WHAT THE TASK REQUIRES.
Find every line containing the word "name" in the records below; report only how many there are.

MATERIAL SUPPLIED.

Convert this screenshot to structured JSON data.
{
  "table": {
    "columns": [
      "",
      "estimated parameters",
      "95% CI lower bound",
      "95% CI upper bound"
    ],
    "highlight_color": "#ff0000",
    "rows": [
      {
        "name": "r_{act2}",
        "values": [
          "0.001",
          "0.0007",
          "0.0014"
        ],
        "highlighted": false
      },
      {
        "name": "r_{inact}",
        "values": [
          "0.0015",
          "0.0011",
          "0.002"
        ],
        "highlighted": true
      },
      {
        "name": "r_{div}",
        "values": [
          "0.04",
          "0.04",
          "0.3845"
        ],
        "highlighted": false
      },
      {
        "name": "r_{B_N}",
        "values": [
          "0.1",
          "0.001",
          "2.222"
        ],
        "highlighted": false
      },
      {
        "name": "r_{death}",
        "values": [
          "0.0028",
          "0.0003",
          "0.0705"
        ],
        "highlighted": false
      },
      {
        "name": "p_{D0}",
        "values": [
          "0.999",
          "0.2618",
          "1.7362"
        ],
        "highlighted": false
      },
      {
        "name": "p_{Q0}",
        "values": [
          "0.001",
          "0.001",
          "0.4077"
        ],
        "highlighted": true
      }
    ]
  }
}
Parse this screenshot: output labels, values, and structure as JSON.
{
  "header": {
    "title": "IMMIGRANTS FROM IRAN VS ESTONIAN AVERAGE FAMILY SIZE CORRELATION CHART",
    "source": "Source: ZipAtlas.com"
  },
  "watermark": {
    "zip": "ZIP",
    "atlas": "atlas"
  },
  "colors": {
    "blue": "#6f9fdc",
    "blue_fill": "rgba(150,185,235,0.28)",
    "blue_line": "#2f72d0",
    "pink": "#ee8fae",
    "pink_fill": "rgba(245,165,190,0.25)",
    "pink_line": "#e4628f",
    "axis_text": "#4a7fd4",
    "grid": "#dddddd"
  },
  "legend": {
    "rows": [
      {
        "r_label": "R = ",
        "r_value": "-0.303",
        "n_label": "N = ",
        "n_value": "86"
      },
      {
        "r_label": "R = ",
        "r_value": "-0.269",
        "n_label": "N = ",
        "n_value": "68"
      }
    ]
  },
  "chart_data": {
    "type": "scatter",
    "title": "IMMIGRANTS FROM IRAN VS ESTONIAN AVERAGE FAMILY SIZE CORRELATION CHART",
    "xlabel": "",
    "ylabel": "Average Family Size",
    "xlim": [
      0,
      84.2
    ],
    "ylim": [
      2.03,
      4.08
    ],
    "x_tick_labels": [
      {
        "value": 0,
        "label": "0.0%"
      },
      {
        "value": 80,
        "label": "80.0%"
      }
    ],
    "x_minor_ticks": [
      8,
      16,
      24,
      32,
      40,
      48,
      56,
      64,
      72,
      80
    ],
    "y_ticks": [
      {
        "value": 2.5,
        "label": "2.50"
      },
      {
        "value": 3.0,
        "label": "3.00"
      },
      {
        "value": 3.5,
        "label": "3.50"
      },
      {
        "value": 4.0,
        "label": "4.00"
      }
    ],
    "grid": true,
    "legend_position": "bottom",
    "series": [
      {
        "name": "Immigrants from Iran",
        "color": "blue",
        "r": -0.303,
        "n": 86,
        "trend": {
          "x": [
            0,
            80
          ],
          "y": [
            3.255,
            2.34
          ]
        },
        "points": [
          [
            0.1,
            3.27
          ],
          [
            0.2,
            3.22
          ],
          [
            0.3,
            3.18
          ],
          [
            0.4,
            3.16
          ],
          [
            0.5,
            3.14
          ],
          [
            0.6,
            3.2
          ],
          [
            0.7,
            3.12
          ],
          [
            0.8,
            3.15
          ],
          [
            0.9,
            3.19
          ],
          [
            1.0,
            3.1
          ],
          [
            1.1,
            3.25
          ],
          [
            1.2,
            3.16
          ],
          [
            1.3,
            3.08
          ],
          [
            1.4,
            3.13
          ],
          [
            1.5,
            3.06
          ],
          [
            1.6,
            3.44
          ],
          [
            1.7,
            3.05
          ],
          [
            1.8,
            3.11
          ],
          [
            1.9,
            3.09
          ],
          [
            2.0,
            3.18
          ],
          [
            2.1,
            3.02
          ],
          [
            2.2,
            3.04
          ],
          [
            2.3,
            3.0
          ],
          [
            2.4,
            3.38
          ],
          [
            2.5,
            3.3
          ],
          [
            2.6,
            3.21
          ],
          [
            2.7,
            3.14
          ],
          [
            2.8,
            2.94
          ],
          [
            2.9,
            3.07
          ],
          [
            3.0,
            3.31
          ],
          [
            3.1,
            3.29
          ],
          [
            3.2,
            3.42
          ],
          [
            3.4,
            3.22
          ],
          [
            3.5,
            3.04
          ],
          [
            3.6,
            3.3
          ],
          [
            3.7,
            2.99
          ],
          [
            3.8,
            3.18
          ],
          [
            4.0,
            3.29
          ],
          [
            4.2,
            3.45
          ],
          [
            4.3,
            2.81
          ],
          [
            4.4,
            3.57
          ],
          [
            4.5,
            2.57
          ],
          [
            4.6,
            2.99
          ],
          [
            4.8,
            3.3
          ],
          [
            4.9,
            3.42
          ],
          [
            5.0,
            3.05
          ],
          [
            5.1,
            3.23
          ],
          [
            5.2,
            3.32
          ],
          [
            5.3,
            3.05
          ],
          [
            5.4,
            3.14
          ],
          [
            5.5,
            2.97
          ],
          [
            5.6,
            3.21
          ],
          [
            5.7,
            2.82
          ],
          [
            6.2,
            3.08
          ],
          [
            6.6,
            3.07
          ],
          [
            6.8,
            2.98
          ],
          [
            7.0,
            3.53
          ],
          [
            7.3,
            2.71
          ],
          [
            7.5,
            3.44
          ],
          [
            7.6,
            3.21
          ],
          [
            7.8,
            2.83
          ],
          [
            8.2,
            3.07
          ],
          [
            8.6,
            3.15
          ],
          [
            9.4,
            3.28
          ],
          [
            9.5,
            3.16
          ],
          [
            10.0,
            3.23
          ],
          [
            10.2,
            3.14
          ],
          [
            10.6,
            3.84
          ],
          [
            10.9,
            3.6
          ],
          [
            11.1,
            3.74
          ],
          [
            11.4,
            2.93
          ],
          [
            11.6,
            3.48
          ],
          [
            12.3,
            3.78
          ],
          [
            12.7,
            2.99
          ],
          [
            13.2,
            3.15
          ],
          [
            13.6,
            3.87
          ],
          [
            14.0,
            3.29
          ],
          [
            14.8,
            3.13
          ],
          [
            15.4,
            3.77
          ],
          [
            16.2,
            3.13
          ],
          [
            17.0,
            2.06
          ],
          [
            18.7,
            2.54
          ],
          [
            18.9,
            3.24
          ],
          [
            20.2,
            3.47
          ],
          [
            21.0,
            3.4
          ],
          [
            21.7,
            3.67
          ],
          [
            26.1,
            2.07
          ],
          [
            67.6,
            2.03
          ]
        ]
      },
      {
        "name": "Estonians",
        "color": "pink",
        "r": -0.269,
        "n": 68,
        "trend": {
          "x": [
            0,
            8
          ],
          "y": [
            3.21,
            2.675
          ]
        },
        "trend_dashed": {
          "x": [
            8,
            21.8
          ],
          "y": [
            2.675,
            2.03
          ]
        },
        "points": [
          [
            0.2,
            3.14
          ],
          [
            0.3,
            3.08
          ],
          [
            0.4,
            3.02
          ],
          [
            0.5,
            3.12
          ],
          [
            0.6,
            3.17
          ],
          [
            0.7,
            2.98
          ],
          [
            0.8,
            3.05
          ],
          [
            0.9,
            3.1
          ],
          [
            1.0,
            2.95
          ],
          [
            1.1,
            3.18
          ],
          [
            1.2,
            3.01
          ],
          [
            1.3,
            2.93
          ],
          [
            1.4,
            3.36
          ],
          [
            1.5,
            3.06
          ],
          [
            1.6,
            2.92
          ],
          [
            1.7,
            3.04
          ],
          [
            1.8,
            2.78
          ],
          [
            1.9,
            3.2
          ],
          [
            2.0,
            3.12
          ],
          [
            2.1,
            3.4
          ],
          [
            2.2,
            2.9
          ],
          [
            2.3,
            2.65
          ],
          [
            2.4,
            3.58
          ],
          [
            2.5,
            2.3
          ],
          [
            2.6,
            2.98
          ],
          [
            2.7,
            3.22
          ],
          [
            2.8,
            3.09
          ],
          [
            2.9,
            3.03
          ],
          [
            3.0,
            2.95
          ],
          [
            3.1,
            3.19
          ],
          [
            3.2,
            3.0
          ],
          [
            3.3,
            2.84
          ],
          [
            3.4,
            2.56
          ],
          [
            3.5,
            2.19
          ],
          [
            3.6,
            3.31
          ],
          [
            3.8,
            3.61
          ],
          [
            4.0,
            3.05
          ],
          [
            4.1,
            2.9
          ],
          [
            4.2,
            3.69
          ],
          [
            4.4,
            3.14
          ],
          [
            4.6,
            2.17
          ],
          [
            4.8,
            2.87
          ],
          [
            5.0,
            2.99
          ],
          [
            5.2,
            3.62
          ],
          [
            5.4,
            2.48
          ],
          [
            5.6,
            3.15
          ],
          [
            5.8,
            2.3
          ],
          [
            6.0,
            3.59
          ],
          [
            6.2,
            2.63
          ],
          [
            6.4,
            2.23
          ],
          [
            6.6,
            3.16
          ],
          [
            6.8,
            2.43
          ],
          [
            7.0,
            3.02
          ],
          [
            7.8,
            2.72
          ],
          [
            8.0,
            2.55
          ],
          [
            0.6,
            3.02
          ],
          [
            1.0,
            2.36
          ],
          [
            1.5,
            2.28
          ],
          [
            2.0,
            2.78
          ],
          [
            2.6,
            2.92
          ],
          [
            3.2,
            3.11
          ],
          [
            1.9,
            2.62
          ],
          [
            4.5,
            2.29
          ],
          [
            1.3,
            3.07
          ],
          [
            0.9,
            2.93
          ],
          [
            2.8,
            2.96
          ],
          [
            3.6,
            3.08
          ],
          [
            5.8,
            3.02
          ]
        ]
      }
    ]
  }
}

EXERCISE RESPONSE.
9